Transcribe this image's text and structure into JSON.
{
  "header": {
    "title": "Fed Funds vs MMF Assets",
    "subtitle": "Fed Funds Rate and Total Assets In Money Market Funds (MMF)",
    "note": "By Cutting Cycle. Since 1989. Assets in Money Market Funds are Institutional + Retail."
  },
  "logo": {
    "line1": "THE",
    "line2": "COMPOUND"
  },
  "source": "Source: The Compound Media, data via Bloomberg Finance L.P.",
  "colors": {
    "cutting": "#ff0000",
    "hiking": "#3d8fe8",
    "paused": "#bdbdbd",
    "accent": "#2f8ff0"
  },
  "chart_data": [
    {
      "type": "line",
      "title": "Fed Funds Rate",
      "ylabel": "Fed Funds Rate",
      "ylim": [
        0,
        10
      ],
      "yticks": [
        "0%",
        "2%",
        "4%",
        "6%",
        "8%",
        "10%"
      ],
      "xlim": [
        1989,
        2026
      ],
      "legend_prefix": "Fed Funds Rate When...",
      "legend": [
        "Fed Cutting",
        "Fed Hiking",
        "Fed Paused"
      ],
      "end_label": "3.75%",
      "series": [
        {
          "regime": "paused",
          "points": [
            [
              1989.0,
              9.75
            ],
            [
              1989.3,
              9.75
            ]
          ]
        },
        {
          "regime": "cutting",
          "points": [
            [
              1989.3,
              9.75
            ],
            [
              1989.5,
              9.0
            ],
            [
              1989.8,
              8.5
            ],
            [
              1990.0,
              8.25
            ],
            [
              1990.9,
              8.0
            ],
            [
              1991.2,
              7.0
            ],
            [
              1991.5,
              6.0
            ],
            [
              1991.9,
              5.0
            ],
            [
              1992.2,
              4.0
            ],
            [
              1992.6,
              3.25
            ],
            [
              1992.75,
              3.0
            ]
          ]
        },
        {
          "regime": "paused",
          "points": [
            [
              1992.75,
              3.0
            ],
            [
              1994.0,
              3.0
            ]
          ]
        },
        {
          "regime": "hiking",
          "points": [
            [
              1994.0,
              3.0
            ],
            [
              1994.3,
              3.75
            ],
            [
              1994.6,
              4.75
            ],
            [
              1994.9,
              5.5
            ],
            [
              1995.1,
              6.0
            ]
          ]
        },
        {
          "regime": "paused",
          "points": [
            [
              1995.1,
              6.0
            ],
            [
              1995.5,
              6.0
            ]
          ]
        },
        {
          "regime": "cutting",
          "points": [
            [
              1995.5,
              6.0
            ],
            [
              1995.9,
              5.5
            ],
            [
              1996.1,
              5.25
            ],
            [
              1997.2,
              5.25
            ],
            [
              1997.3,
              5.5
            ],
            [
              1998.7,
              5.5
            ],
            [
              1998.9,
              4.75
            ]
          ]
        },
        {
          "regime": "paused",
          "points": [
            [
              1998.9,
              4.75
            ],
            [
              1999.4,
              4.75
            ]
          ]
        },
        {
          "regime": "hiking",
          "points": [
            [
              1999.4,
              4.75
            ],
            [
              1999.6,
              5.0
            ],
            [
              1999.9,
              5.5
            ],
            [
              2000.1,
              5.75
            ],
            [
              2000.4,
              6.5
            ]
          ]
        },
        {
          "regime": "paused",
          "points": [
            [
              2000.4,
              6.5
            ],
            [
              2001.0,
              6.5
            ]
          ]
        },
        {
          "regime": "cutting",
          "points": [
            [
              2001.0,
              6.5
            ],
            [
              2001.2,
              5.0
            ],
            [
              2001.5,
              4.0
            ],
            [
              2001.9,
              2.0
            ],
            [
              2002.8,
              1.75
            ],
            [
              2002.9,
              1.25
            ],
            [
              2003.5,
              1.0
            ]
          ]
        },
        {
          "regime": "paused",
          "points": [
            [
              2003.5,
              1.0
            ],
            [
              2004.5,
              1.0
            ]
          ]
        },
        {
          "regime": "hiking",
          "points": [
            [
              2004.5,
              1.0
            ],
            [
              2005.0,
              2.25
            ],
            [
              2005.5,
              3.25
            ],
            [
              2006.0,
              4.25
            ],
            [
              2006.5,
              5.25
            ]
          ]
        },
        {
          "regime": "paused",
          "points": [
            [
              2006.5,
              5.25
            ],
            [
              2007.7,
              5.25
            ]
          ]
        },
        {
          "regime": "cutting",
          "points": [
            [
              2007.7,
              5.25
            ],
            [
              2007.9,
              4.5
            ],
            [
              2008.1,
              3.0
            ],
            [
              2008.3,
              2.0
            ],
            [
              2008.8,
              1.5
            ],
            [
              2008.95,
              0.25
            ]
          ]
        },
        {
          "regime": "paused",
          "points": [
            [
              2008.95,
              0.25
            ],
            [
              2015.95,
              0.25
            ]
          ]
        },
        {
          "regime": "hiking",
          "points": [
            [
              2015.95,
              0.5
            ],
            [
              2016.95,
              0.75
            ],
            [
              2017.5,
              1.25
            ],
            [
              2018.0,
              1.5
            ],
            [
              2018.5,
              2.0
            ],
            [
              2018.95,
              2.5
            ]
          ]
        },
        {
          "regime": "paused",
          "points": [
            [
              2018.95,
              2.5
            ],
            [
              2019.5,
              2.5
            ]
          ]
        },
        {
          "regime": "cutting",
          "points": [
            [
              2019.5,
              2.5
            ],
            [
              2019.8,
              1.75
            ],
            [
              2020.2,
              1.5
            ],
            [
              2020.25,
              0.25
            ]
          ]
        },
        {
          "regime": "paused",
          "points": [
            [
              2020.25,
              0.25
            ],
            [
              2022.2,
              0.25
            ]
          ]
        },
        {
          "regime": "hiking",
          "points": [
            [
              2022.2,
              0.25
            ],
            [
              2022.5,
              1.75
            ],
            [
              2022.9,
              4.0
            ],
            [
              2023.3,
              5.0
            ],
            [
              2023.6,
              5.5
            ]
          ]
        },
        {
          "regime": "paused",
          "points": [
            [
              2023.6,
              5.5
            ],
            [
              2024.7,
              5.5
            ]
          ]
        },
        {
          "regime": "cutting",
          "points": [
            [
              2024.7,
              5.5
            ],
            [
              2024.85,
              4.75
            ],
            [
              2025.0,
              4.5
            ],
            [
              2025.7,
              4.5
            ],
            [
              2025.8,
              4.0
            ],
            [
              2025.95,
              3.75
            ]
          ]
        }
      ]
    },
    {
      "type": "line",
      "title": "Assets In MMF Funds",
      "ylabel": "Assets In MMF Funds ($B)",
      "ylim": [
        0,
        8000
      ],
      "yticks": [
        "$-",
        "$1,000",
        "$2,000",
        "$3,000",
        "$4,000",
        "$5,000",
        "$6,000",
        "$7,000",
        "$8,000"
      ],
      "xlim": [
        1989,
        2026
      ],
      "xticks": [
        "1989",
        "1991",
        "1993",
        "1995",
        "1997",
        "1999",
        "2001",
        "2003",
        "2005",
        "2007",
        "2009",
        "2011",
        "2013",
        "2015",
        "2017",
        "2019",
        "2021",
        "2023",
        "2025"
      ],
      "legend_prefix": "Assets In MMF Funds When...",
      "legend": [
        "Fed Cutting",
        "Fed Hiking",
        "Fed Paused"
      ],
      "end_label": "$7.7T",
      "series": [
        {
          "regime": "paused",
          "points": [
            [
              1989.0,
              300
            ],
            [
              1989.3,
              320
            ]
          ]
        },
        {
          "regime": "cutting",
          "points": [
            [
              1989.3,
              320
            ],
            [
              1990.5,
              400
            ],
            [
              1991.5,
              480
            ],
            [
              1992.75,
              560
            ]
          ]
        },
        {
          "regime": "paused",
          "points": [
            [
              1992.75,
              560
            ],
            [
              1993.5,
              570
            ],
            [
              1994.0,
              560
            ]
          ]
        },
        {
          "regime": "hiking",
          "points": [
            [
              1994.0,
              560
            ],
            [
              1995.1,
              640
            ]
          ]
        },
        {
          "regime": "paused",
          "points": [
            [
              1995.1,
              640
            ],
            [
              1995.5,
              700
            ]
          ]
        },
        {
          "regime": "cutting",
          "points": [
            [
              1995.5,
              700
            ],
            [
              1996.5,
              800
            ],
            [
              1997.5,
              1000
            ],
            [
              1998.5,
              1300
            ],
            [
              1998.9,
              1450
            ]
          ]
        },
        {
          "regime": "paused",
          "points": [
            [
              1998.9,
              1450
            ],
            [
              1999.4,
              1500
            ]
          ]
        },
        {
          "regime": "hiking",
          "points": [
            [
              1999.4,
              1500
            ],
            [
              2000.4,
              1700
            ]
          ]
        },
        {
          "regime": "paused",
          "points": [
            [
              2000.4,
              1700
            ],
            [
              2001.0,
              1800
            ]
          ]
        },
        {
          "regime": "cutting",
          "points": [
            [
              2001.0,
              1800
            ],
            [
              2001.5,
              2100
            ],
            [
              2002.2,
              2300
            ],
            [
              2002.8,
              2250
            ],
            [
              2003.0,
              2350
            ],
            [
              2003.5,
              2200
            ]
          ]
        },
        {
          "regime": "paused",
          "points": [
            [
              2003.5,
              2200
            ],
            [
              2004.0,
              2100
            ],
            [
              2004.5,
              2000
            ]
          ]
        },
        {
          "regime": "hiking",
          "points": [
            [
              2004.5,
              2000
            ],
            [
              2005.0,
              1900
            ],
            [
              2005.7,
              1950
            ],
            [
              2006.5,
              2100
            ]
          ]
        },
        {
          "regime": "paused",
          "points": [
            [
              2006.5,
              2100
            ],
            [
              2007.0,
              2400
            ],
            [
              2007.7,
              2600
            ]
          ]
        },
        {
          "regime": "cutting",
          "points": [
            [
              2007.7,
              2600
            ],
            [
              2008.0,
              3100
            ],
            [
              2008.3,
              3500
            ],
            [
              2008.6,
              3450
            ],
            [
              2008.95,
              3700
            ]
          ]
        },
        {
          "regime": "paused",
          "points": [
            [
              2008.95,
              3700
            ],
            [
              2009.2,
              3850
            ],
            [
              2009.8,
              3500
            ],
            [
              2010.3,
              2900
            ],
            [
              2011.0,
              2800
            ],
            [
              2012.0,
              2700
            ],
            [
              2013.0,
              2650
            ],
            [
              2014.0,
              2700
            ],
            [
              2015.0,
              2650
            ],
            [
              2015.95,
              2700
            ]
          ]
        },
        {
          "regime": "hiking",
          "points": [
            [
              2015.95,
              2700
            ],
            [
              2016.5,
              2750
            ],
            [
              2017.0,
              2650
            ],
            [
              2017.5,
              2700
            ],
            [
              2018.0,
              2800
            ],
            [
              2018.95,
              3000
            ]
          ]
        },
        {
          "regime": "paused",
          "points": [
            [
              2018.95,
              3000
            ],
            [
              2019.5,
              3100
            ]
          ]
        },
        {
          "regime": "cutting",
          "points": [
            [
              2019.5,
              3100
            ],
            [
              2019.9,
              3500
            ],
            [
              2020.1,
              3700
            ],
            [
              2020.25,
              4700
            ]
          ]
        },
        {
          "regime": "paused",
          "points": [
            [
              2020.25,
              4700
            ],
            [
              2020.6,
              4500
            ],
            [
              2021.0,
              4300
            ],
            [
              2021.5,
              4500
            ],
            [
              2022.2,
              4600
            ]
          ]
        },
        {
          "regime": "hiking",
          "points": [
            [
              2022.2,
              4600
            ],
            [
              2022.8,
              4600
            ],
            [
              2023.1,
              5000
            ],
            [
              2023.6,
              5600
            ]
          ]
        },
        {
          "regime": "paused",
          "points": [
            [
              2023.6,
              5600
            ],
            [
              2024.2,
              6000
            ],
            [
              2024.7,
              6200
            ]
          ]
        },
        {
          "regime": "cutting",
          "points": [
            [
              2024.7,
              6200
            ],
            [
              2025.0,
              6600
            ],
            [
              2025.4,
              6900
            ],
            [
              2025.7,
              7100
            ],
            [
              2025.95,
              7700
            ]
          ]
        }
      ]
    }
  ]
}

------------------------------------

What to do ::
Look through the material and copy each line that has "Market".

Solution for this task ::
    "subtitle": "Fed Funds Rate and Total Assets In Money Market Funds (MMF)",
    "note": "By Cutting Cycle. Since 1989. Assets in Money Market Funds are Institutional + Retail."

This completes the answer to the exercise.